- _TO DO_
Convert the records from their first line up to and including the line containing "22, 1361, 37]" into a JSON list of strings, one string per line, with blank lines omitted.

- _Entries drawn from a dataset_
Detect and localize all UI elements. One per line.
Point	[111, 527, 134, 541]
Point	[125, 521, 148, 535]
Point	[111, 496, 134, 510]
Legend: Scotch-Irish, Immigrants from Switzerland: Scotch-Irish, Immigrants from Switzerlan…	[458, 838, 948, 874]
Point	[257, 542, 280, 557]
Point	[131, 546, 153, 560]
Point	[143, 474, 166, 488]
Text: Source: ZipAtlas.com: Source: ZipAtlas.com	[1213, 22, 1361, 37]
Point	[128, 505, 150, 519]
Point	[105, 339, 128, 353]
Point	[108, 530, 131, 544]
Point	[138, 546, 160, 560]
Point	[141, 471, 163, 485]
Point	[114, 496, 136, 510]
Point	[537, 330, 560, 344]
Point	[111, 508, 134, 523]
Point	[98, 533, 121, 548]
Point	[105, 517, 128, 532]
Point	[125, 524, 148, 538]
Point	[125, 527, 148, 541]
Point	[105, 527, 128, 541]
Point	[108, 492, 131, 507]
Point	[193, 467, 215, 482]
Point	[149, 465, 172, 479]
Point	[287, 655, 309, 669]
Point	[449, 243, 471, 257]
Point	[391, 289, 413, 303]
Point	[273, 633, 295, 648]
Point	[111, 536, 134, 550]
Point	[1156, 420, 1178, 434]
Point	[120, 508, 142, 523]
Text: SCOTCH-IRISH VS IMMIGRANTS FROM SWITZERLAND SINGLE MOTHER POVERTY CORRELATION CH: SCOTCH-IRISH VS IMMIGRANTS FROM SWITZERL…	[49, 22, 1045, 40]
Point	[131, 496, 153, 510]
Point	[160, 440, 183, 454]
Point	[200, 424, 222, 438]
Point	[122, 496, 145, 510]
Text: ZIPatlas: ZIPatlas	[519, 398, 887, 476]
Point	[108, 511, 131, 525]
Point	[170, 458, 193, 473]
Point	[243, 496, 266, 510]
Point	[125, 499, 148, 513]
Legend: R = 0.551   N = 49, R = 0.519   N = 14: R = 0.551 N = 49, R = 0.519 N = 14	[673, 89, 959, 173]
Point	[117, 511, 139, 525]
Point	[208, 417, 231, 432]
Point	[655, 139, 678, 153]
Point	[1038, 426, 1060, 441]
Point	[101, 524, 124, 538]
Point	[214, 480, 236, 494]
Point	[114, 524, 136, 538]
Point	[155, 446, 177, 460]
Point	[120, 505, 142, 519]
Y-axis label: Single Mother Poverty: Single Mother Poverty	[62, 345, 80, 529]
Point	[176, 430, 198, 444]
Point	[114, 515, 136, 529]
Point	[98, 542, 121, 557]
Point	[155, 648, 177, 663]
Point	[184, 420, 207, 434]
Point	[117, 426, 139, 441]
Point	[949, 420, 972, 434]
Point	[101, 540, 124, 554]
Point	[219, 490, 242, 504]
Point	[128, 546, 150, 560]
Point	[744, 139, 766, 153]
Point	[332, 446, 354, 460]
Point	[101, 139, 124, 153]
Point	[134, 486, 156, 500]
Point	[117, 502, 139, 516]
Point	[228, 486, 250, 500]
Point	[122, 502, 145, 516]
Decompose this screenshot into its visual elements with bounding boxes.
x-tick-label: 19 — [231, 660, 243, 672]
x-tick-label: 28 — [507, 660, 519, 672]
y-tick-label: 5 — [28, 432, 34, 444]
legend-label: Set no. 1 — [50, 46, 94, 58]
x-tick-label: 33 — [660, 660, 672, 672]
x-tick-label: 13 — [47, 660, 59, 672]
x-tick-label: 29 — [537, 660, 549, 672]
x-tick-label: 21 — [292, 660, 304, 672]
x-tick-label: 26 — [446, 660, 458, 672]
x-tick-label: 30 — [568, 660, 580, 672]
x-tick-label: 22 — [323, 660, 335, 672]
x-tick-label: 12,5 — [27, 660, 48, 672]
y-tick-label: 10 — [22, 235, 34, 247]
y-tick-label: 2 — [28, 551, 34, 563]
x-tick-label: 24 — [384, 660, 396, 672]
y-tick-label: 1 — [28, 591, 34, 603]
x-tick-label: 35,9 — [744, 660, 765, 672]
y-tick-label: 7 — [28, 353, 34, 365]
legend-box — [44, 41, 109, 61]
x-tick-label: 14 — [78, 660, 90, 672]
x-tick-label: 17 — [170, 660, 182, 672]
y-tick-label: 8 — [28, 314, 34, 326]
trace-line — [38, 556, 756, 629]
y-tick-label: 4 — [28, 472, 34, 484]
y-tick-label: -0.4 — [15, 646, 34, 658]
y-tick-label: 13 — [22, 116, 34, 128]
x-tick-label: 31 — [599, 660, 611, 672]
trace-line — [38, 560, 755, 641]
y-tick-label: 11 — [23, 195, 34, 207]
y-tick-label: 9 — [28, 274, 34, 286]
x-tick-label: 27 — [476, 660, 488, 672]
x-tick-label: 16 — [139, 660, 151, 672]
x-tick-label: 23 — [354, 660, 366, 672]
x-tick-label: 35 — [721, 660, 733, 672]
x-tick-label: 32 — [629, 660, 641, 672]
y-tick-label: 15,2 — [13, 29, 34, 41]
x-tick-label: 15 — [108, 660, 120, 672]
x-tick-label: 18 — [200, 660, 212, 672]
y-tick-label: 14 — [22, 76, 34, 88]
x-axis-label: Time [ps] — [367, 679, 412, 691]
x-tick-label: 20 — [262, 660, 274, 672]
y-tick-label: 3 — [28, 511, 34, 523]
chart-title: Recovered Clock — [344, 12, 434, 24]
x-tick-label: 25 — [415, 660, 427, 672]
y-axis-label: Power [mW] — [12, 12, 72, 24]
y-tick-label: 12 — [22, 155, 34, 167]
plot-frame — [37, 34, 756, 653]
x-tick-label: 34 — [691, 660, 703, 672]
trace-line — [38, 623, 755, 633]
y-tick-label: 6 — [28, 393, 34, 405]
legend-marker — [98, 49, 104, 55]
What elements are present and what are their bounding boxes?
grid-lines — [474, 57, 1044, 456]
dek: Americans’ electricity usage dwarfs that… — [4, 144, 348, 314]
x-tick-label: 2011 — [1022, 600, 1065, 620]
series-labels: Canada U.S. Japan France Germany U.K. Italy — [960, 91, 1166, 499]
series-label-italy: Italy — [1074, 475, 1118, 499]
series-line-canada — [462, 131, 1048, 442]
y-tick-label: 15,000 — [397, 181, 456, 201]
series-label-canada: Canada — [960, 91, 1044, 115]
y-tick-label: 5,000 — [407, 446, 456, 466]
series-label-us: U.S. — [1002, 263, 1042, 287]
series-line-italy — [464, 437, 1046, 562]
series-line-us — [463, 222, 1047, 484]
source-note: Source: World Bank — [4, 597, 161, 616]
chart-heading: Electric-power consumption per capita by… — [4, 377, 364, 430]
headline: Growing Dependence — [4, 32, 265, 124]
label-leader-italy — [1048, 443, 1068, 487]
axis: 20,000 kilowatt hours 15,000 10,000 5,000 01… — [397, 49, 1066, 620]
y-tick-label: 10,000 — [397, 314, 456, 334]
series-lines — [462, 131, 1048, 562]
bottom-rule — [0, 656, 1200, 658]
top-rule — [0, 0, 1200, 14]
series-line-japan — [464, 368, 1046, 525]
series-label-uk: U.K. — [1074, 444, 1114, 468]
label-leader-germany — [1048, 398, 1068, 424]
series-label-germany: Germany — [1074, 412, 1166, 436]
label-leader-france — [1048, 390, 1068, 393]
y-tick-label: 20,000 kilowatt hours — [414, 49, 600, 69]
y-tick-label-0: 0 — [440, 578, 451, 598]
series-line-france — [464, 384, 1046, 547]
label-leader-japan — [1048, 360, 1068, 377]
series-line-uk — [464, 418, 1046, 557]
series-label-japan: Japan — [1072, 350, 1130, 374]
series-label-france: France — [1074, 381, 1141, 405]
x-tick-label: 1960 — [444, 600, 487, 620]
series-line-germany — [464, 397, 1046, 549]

- _RESPONSE_
[
  "Detect and localize all UI elements. One per line.",
  "Point\t[111, 527, 134, 541]",
  "Point\t[125, 521, 148, 535]",
  "Point\t[111, 496, 134, 510]",
  "Legend: Scotch-Irish, Immigrants from Switzerland: Scotch-Irish, Immigrants from Switzerlan…\t[458, 838, 948, 874]",
  "Point\t[257, 542, 280, 557]",
  "Point\t[131, 546, 153, 560]",
  "Point\t[143, 474, 166, 488]",
  "Text: Source: ZipAtlas.com: Source: ZipAtlas.com\t[1213, 22, 1361, 37]"
]